> [WHAT YOU SHOULD DO] Pick out every line in the data below that holds "Current".

> [TASK MATERIAL]
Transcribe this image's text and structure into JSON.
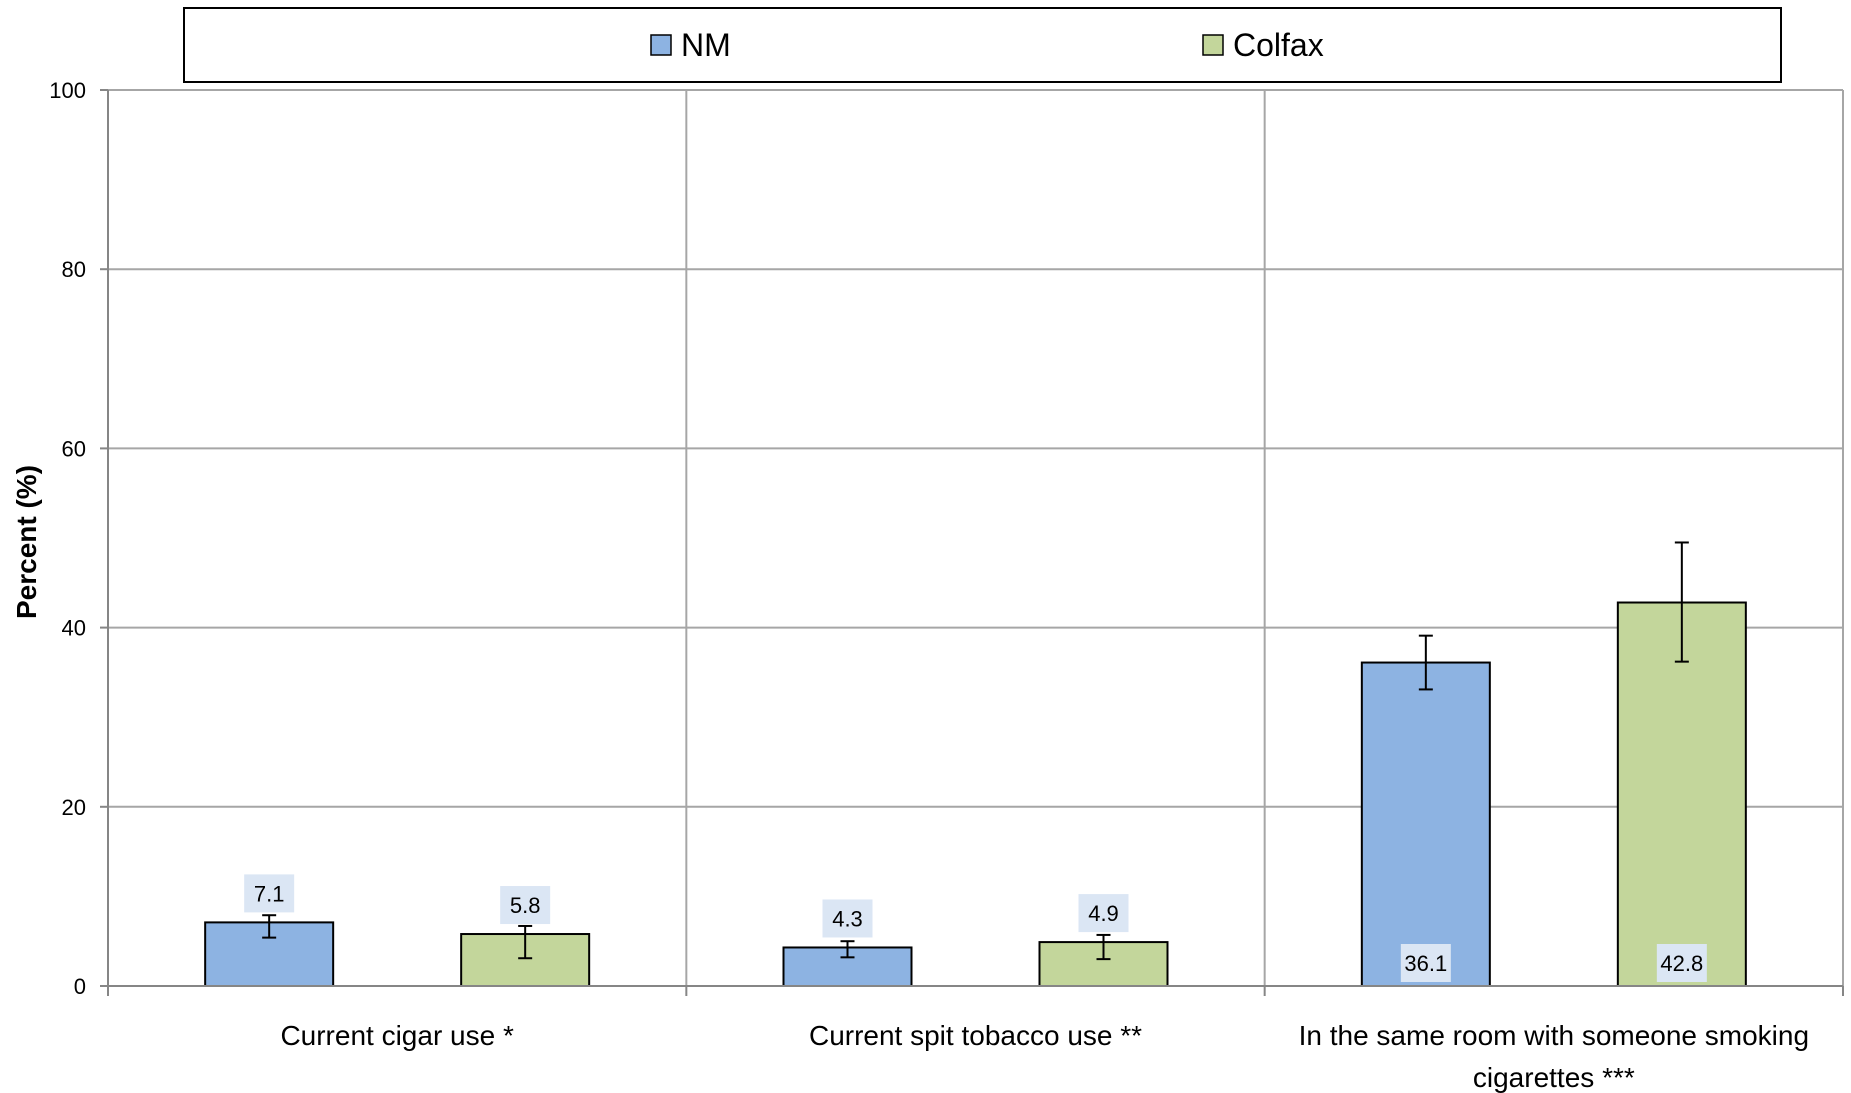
{
  "chart_data": {
    "type": "bar",
    "categories": [
      [
        "Current cigar use *"
      ],
      [
        "Current spit tobacco use **"
      ],
      [
        "In the same room with someone smoking",
        "cigarettes ***"
      ]
    ],
    "series": [
      {
        "name": "NM",
        "color": "#8DB3E2",
        "values": [
          7.1,
          4.3,
          36.1
        ],
        "error_low": [
          5.4,
          3.2,
          33.1
        ],
        "error_high": [
          7.9,
          5.0,
          39.1
        ],
        "labels": [
          "7.1",
          "4.3",
          "36.1"
        ]
      },
      {
        "name": "Colfax",
        "color": "#C3D69B",
        "values": [
          5.8,
          4.9,
          42.8
        ],
        "error_low": [
          3.1,
          3.0,
          36.2
        ],
        "error_high": [
          6.7,
          5.7,
          49.5
        ],
        "labels": [
          "5.8",
          "4.9",
          "42.8"
        ]
      }
    ],
    "ylabel": "Percent (%)",
    "xlabel": "",
    "ylim": [
      0,
      100
    ],
    "yticks": [
      0,
      20,
      40,
      60,
      80,
      100
    ],
    "ytick_labels": [
      "0",
      "20",
      "40",
      "60",
      "80",
      "100"
    ],
    "grid": true,
    "legend_position": "top",
    "gridline_color": "#A6A6A6"
  }
}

> [SOLUTION]
        "Current cigar use *"
        "Current spit tobacco use **"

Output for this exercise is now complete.